--- begin Extracted information ---
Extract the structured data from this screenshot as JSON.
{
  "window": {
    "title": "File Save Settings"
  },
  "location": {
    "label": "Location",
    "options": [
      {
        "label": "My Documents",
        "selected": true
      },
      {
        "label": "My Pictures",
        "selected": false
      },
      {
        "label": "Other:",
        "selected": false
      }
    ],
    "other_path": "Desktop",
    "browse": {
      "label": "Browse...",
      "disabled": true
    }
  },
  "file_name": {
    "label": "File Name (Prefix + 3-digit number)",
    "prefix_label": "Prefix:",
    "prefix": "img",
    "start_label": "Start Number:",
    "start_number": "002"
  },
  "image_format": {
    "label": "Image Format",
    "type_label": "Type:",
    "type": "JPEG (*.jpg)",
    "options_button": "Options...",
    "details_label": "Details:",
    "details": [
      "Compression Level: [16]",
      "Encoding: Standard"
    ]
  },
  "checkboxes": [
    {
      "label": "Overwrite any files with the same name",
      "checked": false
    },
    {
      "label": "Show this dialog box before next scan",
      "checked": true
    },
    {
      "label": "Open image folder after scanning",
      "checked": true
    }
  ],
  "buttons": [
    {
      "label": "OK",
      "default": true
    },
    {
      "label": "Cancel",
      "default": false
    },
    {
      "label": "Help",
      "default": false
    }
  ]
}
--- end Extracted information ---
● Task description: Extract the listing in its entirety and repeat it exactly.

● Problem solution:
Extract the structured data from this screenshot as JSON.
{
  "window": {
    "title": "File Save Settings"
  },
  "location": {
    "label": "Location",
    "options": [
      {
        "label": "My Documents",
        "selected": true
      },
      {
        "label": "My Pictures",
        "selected": false
      },
      {
        "label": "Other:",
        "selected": false
      }
    ],
    "other_path": "Desktop",
    "browse": {
      "label": "Browse...",
      "disabled": true
    }
  },
  "file_name": {
    "label": "File Name (Prefix + 3-digit number)",
    "prefix_label": "Prefix:",
    "prefix": "img",
    "start_label": "Start Number:",
    "start_number": "002"
  },
  "image_format": {
    "label": "Image Format",
    "type_label": "Type:",
    "type": "JPEG (*.jpg)",
    "options_button": "Options...",
    "details_label": "Details:",
    "details": [
      "Compression Level: [16]",
      "Encoding: Standard"
    ]
  },
  "checkboxes": [
    {
      "label": "Overwrite any files with the same name",
      "checked": false
    },
    {
      "label": "Show this dialog box before next scan",
      "checked": true
    },
    {
      "label": "Open image folder after scanning",
      "checked": true
    }
  ],
  "buttons": [
    {
      "label": "OK",
      "default": true
    },
    {
      "label": "Cancel",
      "default": false
    },
    {
      "label": "Help",
      "default": false
    }
  ]
}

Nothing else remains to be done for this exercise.